**To do:**
Write every line of the material out exactly as shown.

**Records to use:**
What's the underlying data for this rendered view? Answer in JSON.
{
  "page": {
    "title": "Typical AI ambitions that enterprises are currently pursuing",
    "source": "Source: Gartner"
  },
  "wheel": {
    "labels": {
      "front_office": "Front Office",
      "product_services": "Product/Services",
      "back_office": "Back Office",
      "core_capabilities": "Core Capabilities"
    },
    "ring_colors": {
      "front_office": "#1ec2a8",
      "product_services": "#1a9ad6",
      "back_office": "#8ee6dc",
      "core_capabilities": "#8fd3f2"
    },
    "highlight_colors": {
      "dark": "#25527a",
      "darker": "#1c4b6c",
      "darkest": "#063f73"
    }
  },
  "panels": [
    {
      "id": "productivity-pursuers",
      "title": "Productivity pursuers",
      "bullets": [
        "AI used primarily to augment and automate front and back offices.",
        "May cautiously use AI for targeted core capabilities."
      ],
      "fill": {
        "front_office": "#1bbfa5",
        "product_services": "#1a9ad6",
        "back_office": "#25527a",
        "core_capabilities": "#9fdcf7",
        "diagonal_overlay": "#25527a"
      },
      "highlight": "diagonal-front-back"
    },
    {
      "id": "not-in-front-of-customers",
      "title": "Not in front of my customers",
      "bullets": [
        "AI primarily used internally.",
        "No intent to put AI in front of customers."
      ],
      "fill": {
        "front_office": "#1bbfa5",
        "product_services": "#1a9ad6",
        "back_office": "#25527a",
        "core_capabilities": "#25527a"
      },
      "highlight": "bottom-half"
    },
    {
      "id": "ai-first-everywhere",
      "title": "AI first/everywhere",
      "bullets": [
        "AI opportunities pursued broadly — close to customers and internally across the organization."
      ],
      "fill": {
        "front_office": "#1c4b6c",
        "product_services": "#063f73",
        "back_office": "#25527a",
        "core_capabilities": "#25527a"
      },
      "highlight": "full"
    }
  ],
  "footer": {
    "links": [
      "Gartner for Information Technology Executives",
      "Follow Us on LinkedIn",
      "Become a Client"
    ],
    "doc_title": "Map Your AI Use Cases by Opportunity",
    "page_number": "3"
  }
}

**Exercise result:**
What's the underlying data for this rendered view? Answer in JSON.
{
  "page": {
    "title": "Typical AI ambitions that enterprises are currently pursuing",
    "source": "Source: Gartner"
  },
  "wheel": {
    "labels": {
      "front_office": "Front Office",
      "product_services": "Product/Services",
      "back_office": "Back Office",
      "core_capabilities": "Core Capabilities"
    },
    "ring_colors": {
      "front_office": "#1ec2a8",
      "product_services": "#1a9ad6",
      "back_office": "#8ee6dc",
      "core_capabilities": "#8fd3f2"
    },
    "highlight_colors": {
      "dark": "#25527a",
      "darker": "#1c4b6c",
      "darkest": "#063f73"
    }
  },
  "panels": [
    {
      "id": "productivity-pursuers",
      "title": "Productivity pursuers",
      "bullets": [
        "AI used primarily to augment and automate front and back offices.",
        "May cautiously use AI for targeted core capabilities."
      ],
      "fill": {
        "front_office": "#1bbfa5",
        "product_services": "#1a9ad6",
        "back_office": "#25527a",
        "core_capabilities": "#9fdcf7",
        "diagonal_overlay": "#25527a"
      },
      "highlight": "diagonal-front-back"
    },
    {
      "id": "not-in-front-of-customers",
      "title": "Not in front of my customers",
      "bullets": [
        "AI primarily used internally.",
        "No intent to put AI in front of customers."
      ],
      "fill": {
        "front_office": "#1bbfa5",
        "product_services": "#1a9ad6",
        "back_office": "#25527a",
        "core_capabilities": "#25527a"
      },
      "highlight": "bottom-half"
    },
    {
      "id": "ai-first-everywhere",
      "title": "AI first/everywhere",
      "bullets": [
        "AI opportunities pursued broadly — close to customers and internally across the organization."
      ],
      "fill": {
        "front_office": "#1c4b6c",
        "product_services": "#063f73",
        "back_office": "#25527a",
        "core_capabilities": "#25527a"
      },
      "highlight": "full"
    }
  ],
  "footer": {
    "links": [
      "Gartner for Information Technology Executives",
      "Follow Us on LinkedIn",
      "Become a Client"
    ],
    "doc_title": "Map Your AI Use Cases by Opportunity",
    "page_number": "3"
  }
}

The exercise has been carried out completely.